[Start Supplied material]

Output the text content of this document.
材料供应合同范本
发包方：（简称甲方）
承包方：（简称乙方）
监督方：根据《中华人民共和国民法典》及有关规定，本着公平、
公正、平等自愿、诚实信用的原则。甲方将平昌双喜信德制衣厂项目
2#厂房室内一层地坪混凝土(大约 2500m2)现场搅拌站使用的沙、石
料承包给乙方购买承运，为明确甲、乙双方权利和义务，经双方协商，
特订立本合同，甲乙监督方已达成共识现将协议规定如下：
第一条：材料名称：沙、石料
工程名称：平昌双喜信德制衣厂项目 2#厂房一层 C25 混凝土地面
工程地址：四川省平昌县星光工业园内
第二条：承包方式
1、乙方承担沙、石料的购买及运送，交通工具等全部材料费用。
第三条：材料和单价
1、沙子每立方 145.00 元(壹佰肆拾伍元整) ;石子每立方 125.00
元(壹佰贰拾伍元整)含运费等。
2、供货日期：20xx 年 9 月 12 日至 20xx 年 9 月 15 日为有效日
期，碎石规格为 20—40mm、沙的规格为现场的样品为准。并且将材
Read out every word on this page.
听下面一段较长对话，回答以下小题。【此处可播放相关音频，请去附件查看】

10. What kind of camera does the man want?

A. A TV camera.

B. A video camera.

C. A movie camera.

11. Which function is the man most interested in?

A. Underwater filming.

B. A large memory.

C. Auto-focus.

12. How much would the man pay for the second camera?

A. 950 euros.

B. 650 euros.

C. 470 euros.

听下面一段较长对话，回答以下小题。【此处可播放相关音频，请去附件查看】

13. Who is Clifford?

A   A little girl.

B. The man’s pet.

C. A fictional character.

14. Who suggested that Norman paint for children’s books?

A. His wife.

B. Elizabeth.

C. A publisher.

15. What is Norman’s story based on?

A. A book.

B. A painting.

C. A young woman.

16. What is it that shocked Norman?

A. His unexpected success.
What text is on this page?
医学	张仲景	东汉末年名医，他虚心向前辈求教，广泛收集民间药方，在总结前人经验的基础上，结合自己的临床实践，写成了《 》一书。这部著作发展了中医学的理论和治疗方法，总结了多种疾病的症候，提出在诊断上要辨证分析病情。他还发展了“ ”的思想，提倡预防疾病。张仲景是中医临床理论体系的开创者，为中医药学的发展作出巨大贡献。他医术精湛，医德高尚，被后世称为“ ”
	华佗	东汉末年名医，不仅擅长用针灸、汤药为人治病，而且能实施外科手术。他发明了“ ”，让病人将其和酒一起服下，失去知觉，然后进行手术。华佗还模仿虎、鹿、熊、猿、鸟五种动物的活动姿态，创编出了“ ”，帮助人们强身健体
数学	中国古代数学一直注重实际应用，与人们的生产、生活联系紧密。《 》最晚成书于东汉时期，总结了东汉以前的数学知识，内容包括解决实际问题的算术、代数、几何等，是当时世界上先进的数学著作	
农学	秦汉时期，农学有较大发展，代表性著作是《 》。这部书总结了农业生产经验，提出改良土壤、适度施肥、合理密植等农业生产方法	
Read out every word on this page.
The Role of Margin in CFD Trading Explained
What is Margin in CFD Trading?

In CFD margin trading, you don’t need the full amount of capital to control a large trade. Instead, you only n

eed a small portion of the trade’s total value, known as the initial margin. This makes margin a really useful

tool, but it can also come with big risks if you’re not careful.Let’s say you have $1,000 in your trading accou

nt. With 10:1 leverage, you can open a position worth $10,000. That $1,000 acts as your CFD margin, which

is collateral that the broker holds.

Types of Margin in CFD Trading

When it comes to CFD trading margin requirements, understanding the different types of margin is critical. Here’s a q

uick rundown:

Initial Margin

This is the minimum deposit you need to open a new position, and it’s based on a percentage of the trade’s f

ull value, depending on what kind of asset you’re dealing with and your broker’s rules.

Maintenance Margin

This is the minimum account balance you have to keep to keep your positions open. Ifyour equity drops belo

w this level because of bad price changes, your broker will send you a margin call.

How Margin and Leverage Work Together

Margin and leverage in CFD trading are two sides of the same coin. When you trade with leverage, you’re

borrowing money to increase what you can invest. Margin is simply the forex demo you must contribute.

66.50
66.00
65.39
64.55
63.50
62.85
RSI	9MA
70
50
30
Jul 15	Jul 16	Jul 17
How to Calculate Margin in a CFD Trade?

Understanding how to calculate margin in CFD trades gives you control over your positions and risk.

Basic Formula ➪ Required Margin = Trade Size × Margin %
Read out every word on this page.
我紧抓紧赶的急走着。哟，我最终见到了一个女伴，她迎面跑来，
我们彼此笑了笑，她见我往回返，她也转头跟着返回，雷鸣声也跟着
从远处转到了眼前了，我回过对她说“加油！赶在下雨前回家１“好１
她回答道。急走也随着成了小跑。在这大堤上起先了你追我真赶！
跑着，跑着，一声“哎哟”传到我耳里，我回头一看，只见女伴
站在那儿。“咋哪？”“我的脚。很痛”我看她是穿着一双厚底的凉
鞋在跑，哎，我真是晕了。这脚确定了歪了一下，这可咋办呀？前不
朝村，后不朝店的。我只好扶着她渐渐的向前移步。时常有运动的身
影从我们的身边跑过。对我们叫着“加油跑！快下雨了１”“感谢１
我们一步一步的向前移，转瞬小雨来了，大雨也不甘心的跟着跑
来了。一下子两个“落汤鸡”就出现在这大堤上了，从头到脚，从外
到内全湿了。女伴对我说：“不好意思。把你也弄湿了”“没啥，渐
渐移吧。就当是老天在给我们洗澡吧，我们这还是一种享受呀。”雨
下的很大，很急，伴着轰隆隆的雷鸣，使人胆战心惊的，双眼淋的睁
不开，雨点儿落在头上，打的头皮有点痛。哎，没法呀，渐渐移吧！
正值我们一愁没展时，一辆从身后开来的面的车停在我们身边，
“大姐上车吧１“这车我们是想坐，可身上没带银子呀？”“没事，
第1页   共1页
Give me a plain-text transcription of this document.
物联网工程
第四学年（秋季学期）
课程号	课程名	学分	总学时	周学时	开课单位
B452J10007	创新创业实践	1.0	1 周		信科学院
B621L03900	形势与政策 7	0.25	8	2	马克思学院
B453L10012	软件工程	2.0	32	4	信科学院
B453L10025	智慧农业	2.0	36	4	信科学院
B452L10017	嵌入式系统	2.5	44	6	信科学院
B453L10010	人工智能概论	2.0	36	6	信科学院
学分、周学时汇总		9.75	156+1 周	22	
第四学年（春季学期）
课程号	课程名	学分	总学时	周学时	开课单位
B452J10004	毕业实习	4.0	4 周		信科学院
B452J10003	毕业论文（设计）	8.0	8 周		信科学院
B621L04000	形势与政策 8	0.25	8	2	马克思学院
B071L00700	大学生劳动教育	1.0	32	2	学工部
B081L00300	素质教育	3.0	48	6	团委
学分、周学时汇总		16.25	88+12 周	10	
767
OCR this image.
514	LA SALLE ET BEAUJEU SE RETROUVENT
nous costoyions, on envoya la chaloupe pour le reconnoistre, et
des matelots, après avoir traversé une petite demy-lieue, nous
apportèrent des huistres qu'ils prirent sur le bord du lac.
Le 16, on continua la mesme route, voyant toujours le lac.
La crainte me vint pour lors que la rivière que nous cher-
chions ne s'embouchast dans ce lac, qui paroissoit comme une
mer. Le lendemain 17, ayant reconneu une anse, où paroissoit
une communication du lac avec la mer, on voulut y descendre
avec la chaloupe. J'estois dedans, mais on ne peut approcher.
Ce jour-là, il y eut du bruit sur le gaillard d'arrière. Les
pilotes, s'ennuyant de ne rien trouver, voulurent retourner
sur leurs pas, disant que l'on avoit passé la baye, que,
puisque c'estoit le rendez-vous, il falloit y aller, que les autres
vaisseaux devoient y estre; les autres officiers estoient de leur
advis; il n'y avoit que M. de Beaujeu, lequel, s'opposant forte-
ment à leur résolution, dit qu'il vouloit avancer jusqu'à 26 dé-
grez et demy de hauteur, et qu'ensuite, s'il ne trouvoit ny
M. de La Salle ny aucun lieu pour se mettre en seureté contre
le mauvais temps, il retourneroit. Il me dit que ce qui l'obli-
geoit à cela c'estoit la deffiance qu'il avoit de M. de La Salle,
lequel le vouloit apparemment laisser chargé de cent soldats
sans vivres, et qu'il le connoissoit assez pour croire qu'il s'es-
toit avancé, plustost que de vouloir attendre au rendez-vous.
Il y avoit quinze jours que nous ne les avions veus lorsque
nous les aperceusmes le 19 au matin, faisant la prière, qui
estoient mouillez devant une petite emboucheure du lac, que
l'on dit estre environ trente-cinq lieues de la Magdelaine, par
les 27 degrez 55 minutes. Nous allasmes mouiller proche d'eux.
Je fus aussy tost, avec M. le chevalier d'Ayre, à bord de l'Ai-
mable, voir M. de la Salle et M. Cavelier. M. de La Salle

[End Supplied material]

Stated problem: Which lines of the data include "When"? Copy each of them.

Final result:
When it comes to CFD trading margin requirements, understanding the different types of margin is critical. Here’s a q
Margin and leverage in CFD trading are two sides of the same coin. When you trade with leverage, you’re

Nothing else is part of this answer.